- **SUPPLIED MATERIAL**:

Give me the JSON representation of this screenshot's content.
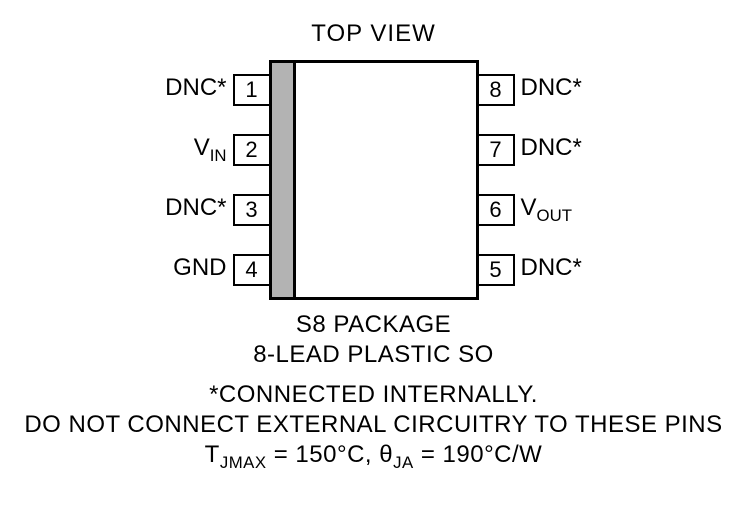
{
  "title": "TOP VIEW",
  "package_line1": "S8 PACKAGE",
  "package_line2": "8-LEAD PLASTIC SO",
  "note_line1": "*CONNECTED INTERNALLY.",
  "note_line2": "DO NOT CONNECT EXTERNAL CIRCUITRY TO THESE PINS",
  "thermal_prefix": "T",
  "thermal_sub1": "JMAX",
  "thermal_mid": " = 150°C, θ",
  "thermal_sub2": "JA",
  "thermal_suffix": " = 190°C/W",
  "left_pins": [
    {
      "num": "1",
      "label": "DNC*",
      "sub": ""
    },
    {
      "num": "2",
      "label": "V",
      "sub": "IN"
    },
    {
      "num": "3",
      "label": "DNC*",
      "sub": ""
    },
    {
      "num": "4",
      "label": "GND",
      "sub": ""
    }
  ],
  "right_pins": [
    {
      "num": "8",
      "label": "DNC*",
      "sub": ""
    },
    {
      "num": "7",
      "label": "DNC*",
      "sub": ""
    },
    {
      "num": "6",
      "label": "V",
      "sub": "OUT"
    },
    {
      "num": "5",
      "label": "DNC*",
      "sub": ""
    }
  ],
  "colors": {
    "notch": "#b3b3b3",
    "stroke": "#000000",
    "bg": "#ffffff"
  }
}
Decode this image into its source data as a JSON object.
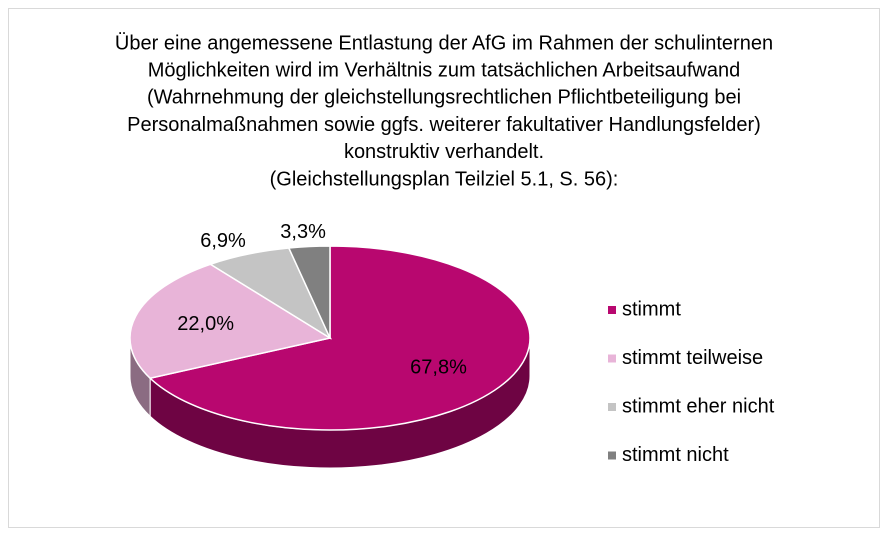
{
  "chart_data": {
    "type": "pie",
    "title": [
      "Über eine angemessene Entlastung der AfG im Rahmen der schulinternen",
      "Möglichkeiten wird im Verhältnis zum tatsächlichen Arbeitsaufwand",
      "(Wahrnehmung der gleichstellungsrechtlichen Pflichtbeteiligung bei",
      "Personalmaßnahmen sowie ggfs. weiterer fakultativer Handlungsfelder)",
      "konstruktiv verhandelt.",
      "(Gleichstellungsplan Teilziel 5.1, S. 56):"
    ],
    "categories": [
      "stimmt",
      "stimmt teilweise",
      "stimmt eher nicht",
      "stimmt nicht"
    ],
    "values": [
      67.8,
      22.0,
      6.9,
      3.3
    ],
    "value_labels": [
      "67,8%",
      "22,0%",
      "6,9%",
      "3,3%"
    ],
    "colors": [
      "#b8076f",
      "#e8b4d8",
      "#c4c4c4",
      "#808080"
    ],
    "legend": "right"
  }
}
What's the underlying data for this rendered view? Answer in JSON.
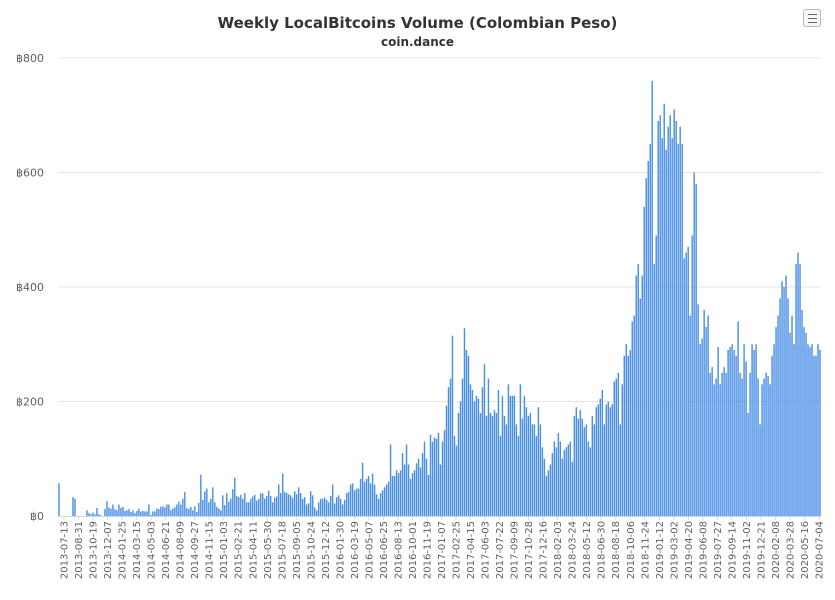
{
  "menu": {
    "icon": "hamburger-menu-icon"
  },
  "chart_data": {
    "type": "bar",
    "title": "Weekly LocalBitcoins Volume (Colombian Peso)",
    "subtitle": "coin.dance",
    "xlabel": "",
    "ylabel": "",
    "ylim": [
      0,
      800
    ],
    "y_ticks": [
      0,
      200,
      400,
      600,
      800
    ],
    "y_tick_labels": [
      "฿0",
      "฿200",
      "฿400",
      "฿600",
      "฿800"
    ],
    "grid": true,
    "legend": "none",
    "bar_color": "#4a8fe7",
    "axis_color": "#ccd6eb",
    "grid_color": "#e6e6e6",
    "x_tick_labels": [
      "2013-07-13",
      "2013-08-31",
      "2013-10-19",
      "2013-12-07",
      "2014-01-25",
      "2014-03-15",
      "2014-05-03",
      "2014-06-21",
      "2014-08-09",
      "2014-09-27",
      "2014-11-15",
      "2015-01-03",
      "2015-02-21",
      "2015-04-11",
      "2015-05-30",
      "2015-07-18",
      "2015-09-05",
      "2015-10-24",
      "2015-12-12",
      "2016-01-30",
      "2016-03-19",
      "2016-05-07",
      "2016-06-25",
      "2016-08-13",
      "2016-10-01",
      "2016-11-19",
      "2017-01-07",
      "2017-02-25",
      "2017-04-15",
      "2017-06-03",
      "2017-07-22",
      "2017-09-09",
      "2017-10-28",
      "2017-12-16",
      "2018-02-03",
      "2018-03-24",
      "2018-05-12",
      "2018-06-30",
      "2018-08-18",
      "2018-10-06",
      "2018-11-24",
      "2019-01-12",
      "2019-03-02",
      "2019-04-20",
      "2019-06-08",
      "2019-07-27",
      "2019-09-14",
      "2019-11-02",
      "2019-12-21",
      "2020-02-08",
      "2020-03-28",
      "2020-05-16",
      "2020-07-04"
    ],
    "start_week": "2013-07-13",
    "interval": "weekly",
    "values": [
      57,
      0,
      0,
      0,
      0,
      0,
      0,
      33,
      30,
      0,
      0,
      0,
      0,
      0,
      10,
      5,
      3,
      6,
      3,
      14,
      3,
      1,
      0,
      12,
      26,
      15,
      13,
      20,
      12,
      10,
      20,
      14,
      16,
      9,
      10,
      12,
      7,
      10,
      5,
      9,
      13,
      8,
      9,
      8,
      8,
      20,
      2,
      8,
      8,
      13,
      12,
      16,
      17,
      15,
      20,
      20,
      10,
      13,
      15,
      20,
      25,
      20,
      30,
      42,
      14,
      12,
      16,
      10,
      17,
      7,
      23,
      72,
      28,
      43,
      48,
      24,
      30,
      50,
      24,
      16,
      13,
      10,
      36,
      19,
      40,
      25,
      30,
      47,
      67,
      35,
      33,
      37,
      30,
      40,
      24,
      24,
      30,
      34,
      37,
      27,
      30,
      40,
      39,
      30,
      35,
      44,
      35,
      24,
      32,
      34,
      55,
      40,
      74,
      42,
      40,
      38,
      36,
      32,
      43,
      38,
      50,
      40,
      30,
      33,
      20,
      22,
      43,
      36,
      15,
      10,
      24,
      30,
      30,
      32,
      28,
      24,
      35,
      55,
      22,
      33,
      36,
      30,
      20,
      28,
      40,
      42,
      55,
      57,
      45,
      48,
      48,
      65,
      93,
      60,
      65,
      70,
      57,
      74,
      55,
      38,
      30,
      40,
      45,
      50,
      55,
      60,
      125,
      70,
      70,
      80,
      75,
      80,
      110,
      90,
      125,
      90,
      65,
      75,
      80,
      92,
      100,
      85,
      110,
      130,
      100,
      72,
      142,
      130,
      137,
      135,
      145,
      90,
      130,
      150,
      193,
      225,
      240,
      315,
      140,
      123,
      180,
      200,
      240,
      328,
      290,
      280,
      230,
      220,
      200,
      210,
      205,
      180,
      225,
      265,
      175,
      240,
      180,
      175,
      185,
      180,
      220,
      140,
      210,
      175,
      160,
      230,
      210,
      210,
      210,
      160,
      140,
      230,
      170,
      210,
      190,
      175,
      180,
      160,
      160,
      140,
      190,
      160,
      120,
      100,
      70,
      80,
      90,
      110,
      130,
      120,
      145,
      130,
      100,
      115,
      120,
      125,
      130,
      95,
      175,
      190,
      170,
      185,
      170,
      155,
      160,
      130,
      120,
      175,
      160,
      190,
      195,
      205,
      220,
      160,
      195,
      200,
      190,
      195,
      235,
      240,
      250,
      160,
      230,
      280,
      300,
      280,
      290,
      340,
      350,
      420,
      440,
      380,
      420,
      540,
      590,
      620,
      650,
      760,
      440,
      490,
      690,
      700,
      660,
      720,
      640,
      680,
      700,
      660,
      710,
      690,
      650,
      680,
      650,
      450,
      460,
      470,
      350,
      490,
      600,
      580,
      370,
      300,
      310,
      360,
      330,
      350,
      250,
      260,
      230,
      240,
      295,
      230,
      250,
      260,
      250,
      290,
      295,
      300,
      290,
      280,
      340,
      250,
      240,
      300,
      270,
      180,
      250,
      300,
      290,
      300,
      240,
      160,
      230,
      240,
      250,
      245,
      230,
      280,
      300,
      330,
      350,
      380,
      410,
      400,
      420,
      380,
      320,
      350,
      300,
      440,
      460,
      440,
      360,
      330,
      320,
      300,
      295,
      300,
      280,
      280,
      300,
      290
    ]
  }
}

--

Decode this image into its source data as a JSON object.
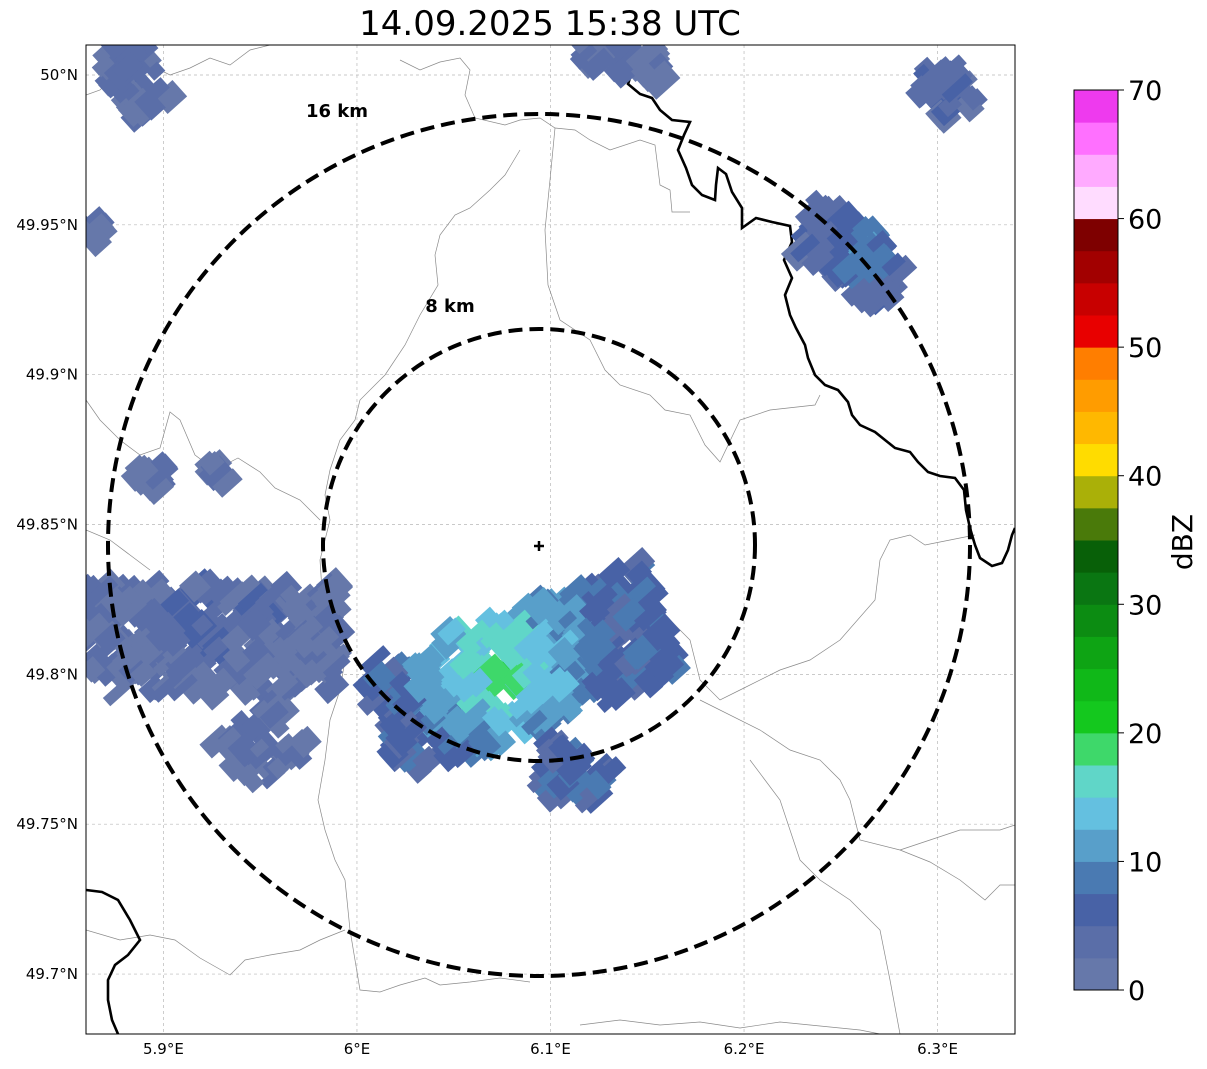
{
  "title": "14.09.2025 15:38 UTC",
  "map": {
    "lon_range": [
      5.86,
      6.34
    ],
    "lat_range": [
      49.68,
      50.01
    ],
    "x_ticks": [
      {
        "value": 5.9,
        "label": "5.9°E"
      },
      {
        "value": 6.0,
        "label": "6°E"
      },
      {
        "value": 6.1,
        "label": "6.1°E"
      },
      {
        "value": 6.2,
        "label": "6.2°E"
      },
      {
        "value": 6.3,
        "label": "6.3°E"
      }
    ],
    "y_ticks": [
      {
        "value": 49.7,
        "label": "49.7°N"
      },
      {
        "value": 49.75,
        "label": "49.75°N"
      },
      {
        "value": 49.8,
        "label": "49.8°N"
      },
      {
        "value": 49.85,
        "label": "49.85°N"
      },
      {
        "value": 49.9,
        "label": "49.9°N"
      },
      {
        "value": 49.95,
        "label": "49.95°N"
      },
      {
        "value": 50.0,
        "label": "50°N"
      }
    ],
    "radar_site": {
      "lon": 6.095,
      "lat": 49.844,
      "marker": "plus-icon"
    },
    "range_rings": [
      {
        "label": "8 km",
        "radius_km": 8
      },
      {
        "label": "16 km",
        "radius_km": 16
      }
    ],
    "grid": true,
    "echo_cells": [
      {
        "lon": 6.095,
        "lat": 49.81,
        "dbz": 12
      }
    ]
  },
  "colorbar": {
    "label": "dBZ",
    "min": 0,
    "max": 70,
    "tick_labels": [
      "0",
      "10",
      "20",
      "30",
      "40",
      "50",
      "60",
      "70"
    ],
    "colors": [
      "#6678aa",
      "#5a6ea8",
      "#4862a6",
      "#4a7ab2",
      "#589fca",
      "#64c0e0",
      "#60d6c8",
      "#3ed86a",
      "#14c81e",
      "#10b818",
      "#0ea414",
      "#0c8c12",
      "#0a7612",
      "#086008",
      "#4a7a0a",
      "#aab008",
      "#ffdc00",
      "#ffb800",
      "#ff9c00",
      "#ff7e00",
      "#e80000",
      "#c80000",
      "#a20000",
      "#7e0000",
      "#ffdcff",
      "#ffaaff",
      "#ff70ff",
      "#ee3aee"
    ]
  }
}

- **PROBLEM DESCRIPTION**:
Scan the lines for the string "JSON". Pick out every line that has it.

- **FINAL RESULT**:
Give me the JSON representation of this screenshot's content.
Decode this image into its source data as a JSON object.
What's the underlying data for this rendered view? Answer in JSON.
Decode this image into its source data as a JSON object.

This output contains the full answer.